++++ Materials provided ++++

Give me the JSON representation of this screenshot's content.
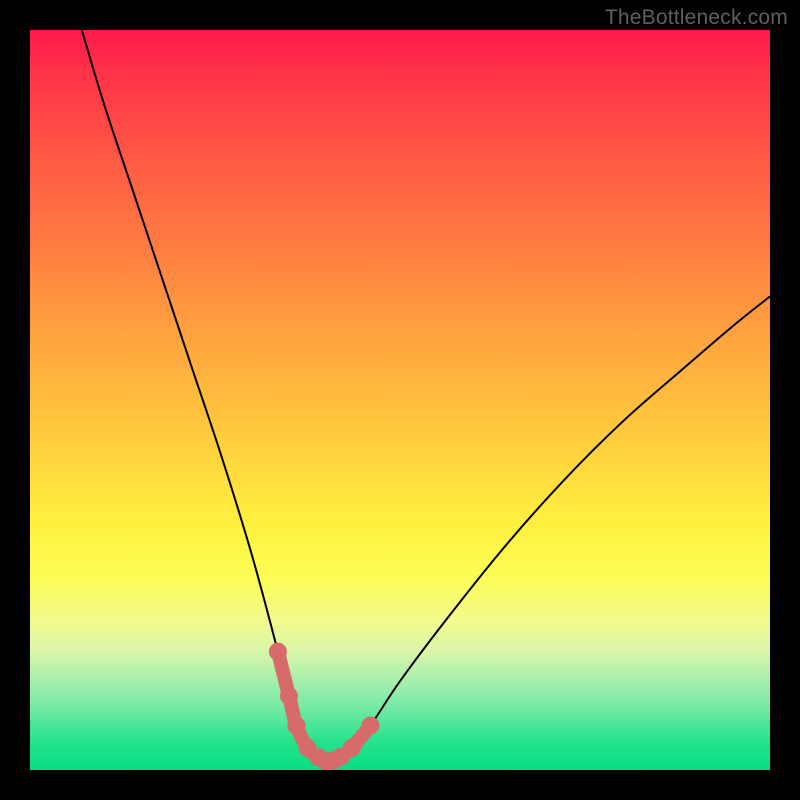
{
  "watermark": "TheBottleneck.com",
  "chart_data": {
    "type": "line",
    "title": "",
    "xlabel": "",
    "ylabel": "",
    "xlim": [
      0,
      100
    ],
    "ylim": [
      0,
      100
    ],
    "series": [
      {
        "name": "bottleneck-curve",
        "x": [
          7,
          10,
          14,
          18,
          22,
          26,
          30,
          33.5,
          35,
          36,
          37.5,
          39,
          40,
          41,
          42,
          43.5,
          46,
          50,
          56,
          64,
          72,
          80,
          88,
          95,
          100
        ],
        "values": [
          100,
          90,
          78,
          66,
          54,
          42,
          29,
          16,
          10,
          6,
          3,
          1.7,
          1.2,
          1.3,
          1.8,
          3,
          6,
          12,
          20,
          30,
          39,
          47,
          54,
          60,
          64
        ]
      },
      {
        "name": "highlight-dots",
        "x": [
          33.5,
          35,
          36,
          37.5,
          39,
          40,
          41,
          42,
          43.5,
          46
        ],
        "values": [
          16,
          10,
          6,
          3,
          1.7,
          1.2,
          1.3,
          1.8,
          3,
          6
        ]
      }
    ],
    "colors": {
      "curve": "#000000",
      "dots": "#d76b6b"
    }
  }
}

++++

§ **Problem to solve**
Reproduce the records verbatim, omitting all images they contain.

§ **Result of this exercise**
Give me the JSON representation of this screenshot's content.
{
  "watermark": "TheBottleneck.com",
  "chart_data": {
    "type": "line",
    "title": "",
    "xlabel": "",
    "ylabel": "",
    "xlim": [
      0,
      100
    ],
    "ylim": [
      0,
      100
    ],
    "series": [
      {
        "name": "bottleneck-curve",
        "x": [
          7,
          10,
          14,
          18,
          22,
          26,
          30,
          33.5,
          35,
          36,
          37.5,
          39,
          40,
          41,
          42,
          43.5,
          46,
          50,
          56,
          64,
          72,
          80,
          88,
          95,
          100
        ],
        "values": [
          100,
          90,
          78,
          66,
          54,
          42,
          29,
          16,
          10,
          6,
          3,
          1.7,
          1.2,
          1.3,
          1.8,
          3,
          6,
          12,
          20,
          30,
          39,
          47,
          54,
          60,
          64
        ]
      },
      {
        "name": "highlight-dots",
        "x": [
          33.5,
          35,
          36,
          37.5,
          39,
          40,
          41,
          42,
          43.5,
          46
        ],
        "values": [
          16,
          10,
          6,
          3,
          1.7,
          1.2,
          1.3,
          1.8,
          3,
          6
        ]
      }
    ],
    "colors": {
      "curve": "#000000",
      "dots": "#d76b6b"
    }
  }
}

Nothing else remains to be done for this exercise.